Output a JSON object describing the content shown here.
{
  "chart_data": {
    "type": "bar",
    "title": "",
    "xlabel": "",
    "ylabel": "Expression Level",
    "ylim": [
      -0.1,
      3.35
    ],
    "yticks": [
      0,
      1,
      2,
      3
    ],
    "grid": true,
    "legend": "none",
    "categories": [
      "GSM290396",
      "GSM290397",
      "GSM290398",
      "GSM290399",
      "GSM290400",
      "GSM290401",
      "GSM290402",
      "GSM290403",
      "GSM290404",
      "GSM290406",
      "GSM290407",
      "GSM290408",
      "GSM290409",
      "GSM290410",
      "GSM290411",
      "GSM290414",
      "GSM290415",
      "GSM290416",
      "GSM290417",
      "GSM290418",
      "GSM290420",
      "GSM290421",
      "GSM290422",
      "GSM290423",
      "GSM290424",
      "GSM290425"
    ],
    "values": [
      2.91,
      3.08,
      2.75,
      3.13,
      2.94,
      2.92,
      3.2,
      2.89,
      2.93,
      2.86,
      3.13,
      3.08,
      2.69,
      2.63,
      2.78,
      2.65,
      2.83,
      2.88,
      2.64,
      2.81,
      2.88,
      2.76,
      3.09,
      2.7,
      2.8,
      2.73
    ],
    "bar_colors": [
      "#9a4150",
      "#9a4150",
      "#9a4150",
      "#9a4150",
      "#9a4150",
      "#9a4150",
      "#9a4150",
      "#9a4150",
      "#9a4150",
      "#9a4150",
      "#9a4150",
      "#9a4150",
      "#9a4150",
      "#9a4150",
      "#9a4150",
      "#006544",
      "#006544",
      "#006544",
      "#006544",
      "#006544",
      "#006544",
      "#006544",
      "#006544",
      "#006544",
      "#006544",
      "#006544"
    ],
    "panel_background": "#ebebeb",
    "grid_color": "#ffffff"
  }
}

- Short task:
Transcribe every entry exactly.

- Exercise result:
Output a JSON object describing the content shown here.
{
  "chart_data": {
    "type": "bar",
    "title": "",
    "xlabel": "",
    "ylabel": "Expression Level",
    "ylim": [
      -0.1,
      3.35
    ],
    "yticks": [
      0,
      1,
      2,
      3
    ],
    "grid": true,
    "legend": "none",
    "categories": [
      "GSM290396",
      "GSM290397",
      "GSM290398",
      "GSM290399",
      "GSM290400",
      "GSM290401",
      "GSM290402",
      "GSM290403",
      "GSM290404",
      "GSM290406",
      "GSM290407",
      "GSM290408",
      "GSM290409",
      "GSM290410",
      "GSM290411",
      "GSM290414",
      "GSM290415",
      "GSM290416",
      "GSM290417",
      "GSM290418",
      "GSM290420",
      "GSM290421",
      "GSM290422",
      "GSM290423",
      "GSM290424",
      "GSM290425"
    ],
    "values": [
      2.91,
      3.08,
      2.75,
      3.13,
      2.94,
      2.92,
      3.2,
      2.89,
      2.93,
      2.86,
      3.13,
      3.08,
      2.69,
      2.63,
      2.78,
      2.65,
      2.83,
      2.88,
      2.64,
      2.81,
      2.88,
      2.76,
      3.09,
      2.7,
      2.8,
      2.73
    ],
    "bar_colors": [
      "#9a4150",
      "#9a4150",
      "#9a4150",
      "#9a4150",
      "#9a4150",
      "#9a4150",
      "#9a4150",
      "#9a4150",
      "#9a4150",
      "#9a4150",
      "#9a4150",
      "#9a4150",
      "#9a4150",
      "#9a4150",
      "#9a4150",
      "#006544",
      "#006544",
      "#006544",
      "#006544",
      "#006544",
      "#006544",
      "#006544",
      "#006544",
      "#006544",
      "#006544",
      "#006544"
    ],
    "panel_background": "#ebebeb",
    "grid_color": "#ffffff"
  }
}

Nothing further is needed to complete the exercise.